-- What you should do --
Select and copy out every line in the records containing "Extract".

-- Source data --
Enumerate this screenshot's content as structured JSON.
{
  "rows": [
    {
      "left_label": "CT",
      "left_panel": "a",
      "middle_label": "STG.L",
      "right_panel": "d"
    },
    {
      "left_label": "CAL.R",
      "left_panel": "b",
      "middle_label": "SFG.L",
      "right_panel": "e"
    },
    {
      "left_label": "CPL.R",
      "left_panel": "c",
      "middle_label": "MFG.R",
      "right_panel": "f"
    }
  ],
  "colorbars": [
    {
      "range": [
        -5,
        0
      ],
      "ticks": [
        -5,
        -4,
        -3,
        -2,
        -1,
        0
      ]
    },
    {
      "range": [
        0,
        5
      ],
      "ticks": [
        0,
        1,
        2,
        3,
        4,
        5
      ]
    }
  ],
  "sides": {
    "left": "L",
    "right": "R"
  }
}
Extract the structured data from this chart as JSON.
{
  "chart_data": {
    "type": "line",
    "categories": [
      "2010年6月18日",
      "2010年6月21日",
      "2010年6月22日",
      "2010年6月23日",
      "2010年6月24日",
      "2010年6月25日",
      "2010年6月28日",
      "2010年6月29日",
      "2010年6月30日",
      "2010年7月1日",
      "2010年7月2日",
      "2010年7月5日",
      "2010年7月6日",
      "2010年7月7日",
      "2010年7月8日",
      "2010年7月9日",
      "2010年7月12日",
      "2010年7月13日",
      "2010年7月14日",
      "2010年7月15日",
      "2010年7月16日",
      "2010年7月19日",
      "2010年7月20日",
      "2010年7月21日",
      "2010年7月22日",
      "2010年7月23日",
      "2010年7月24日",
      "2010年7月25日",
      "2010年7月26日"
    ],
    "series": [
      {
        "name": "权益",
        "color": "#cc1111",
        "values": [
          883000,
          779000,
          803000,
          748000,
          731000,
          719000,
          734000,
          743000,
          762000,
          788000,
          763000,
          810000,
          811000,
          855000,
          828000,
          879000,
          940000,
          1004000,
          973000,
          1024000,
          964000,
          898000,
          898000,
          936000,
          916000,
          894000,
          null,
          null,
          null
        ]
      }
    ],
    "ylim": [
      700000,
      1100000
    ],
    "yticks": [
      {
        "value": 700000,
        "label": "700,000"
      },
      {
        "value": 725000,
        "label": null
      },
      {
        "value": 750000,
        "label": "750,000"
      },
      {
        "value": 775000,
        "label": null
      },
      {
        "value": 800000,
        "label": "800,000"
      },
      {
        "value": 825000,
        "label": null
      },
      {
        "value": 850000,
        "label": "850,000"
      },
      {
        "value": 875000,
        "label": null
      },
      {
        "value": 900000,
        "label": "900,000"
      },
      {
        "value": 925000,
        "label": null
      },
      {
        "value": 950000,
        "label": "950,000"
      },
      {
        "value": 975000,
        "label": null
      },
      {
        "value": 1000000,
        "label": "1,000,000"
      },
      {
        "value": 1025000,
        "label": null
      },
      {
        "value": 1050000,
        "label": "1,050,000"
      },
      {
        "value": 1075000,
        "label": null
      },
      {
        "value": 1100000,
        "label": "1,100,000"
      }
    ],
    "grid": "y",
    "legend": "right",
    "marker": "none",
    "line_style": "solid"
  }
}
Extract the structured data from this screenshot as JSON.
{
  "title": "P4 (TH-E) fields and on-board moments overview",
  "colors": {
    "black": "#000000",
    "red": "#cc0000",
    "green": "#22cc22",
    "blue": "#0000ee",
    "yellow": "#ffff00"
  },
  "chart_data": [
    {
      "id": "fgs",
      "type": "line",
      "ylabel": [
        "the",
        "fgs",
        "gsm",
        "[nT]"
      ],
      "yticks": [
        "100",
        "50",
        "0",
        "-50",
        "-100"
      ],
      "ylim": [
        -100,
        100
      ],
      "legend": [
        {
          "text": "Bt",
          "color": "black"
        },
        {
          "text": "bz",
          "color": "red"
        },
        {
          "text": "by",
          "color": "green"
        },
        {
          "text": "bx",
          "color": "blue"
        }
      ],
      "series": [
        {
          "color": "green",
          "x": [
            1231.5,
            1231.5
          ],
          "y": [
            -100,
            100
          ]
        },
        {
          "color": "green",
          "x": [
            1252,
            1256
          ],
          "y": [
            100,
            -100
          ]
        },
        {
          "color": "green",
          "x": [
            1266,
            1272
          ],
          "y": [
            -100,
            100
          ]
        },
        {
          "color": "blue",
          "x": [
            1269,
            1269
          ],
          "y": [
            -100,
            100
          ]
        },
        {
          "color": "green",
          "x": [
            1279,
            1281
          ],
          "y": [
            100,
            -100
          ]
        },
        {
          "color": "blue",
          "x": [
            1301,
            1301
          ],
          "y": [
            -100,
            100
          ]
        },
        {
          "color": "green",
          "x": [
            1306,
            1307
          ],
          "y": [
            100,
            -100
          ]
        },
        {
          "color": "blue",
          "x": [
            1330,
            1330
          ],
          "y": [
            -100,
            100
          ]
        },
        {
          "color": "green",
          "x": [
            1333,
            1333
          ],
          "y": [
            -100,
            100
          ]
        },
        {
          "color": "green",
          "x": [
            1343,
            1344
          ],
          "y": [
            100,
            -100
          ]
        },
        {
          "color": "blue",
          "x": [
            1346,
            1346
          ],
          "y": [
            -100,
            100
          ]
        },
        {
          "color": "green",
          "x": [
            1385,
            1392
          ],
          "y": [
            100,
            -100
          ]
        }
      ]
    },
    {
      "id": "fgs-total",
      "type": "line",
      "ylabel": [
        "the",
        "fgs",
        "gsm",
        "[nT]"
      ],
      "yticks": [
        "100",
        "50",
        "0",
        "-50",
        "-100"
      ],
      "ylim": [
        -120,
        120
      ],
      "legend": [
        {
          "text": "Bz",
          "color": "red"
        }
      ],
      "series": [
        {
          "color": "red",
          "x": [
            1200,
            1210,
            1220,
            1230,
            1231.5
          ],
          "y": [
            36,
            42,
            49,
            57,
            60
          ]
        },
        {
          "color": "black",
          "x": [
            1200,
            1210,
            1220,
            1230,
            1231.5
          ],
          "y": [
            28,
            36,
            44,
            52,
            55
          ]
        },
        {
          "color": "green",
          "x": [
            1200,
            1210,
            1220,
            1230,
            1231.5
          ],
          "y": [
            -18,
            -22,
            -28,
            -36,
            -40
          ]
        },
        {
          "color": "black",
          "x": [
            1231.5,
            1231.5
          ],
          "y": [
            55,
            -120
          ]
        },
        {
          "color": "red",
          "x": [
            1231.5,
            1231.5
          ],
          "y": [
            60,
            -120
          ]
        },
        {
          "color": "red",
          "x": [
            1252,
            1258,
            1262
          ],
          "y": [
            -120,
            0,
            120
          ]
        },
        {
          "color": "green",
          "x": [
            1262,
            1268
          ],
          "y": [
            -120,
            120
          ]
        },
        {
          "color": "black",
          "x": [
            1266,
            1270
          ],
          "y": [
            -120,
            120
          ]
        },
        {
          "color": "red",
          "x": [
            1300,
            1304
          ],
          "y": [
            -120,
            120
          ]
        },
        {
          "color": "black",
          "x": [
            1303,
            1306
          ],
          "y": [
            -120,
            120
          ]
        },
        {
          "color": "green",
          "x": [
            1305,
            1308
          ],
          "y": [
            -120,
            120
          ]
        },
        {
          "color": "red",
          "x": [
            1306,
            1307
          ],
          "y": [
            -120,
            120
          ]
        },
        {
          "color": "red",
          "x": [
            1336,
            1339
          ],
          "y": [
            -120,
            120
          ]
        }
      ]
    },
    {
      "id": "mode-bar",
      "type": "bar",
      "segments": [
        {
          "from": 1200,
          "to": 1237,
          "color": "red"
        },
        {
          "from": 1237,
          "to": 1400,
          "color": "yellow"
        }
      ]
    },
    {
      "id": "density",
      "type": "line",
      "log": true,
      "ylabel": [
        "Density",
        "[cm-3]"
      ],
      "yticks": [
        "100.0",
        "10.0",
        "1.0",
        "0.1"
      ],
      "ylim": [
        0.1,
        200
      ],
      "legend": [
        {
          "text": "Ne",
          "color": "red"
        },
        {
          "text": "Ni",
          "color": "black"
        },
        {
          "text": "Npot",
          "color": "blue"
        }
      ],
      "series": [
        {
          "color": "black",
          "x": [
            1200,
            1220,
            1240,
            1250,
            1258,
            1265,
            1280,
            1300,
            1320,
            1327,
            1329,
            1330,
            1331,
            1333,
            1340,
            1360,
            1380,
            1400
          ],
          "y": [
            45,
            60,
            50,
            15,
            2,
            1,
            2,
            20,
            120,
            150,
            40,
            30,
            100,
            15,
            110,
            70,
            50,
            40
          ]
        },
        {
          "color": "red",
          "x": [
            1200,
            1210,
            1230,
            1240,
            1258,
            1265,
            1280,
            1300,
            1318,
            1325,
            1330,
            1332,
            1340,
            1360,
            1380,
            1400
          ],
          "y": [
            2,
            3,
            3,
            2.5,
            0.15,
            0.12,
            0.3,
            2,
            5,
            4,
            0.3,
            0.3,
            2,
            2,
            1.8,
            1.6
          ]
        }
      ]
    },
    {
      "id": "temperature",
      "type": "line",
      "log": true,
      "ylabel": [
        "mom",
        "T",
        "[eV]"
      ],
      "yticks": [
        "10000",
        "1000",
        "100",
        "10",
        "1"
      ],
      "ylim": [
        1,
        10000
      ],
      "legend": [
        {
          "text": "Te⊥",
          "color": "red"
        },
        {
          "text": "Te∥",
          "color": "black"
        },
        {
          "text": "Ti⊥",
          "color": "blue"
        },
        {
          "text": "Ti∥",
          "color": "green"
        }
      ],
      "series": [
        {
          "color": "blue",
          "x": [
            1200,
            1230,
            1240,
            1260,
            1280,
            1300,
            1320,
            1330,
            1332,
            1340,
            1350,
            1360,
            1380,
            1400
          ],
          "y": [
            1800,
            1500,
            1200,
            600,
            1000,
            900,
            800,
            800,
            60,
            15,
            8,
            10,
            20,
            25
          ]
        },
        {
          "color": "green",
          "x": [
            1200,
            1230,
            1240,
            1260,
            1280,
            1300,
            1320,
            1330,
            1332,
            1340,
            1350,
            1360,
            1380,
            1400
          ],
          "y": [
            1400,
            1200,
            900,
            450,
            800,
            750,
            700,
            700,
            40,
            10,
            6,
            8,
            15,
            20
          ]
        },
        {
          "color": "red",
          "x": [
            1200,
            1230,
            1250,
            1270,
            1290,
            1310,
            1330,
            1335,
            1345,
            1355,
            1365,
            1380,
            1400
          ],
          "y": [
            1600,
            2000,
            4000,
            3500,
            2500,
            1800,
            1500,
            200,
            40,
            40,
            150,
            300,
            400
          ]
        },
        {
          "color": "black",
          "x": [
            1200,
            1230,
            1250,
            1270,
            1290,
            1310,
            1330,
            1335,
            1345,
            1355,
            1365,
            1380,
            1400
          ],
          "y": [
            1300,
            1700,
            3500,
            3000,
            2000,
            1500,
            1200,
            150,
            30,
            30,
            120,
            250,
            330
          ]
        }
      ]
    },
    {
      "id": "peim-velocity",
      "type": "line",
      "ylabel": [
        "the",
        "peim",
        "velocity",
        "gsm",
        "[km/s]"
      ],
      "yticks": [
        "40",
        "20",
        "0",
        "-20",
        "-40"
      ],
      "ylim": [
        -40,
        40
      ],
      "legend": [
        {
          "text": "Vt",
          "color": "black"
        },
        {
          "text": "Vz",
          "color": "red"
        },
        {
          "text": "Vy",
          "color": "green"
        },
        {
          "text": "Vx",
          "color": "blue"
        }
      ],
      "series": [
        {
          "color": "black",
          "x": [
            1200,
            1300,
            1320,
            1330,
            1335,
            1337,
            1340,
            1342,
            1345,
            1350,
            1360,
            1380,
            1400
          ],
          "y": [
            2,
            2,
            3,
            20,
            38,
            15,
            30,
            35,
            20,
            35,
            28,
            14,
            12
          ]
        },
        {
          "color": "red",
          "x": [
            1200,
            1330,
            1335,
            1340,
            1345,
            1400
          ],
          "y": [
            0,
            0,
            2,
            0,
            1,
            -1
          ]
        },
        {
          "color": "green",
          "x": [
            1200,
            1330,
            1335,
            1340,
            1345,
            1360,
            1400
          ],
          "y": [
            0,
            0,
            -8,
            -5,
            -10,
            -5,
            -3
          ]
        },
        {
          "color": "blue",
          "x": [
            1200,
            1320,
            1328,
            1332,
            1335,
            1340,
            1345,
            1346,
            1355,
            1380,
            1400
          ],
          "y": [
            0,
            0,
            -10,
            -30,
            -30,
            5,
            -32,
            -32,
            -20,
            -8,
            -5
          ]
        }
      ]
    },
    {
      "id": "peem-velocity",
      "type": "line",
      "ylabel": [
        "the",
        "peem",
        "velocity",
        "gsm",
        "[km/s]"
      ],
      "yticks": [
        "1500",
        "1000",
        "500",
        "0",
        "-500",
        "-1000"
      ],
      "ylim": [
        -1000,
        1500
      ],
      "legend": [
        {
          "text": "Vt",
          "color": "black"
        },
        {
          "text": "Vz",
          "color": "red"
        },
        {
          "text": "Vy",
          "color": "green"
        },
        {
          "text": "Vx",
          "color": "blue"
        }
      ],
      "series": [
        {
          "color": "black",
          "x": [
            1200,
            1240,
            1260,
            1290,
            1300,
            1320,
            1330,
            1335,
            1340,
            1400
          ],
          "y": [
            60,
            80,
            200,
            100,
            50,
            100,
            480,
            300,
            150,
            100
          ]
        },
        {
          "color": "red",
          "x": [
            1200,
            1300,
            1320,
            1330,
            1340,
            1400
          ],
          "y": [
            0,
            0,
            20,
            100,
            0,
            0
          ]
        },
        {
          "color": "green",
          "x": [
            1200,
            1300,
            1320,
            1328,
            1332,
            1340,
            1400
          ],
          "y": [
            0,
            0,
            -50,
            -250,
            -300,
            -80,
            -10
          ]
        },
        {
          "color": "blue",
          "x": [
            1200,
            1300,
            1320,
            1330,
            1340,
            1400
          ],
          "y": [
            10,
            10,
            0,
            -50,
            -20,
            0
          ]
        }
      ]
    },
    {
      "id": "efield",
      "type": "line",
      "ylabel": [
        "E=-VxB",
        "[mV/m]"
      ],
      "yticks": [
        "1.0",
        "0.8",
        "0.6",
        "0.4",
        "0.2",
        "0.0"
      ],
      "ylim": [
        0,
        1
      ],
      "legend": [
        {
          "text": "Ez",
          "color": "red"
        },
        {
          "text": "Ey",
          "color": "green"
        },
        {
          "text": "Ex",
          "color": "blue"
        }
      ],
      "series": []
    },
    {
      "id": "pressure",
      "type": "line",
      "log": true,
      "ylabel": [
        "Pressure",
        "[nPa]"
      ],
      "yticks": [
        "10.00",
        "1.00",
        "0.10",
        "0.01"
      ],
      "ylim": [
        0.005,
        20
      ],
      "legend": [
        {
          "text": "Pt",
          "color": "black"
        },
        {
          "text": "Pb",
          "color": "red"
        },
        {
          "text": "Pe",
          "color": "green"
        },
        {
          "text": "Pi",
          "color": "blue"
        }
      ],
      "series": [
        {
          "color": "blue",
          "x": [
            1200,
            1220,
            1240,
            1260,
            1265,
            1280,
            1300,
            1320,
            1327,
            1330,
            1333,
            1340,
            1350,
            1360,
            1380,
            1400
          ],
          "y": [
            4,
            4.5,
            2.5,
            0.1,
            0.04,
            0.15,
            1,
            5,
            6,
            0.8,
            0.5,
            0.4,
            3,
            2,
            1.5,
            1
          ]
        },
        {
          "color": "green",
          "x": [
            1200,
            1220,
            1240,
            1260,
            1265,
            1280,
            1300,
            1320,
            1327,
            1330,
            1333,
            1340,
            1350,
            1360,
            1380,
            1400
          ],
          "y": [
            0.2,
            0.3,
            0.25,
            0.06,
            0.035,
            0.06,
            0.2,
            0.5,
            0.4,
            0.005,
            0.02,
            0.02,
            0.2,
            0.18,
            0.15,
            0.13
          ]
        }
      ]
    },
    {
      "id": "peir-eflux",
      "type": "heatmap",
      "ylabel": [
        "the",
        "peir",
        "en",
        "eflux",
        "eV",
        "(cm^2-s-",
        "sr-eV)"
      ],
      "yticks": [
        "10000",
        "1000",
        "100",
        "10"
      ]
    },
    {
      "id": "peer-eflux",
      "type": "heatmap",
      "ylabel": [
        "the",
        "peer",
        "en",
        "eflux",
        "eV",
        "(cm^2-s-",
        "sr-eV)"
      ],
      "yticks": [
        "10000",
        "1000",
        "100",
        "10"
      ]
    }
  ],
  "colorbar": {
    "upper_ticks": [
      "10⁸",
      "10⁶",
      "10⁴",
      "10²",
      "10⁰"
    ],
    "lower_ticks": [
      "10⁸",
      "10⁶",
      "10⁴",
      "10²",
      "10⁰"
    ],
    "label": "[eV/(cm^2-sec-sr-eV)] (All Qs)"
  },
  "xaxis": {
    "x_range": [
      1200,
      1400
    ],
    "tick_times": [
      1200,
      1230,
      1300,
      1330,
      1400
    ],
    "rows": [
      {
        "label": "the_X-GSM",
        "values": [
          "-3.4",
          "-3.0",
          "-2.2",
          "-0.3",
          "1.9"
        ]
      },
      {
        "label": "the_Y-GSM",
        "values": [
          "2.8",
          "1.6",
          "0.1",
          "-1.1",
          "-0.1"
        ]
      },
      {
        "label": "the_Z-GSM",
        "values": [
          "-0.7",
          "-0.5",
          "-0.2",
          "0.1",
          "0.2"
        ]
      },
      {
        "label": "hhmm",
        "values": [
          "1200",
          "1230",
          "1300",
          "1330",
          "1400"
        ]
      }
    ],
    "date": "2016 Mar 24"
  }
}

-- Full output --
Extract the structured data from this chart as JSON.
Extract the structured data from this screenshot as JSON.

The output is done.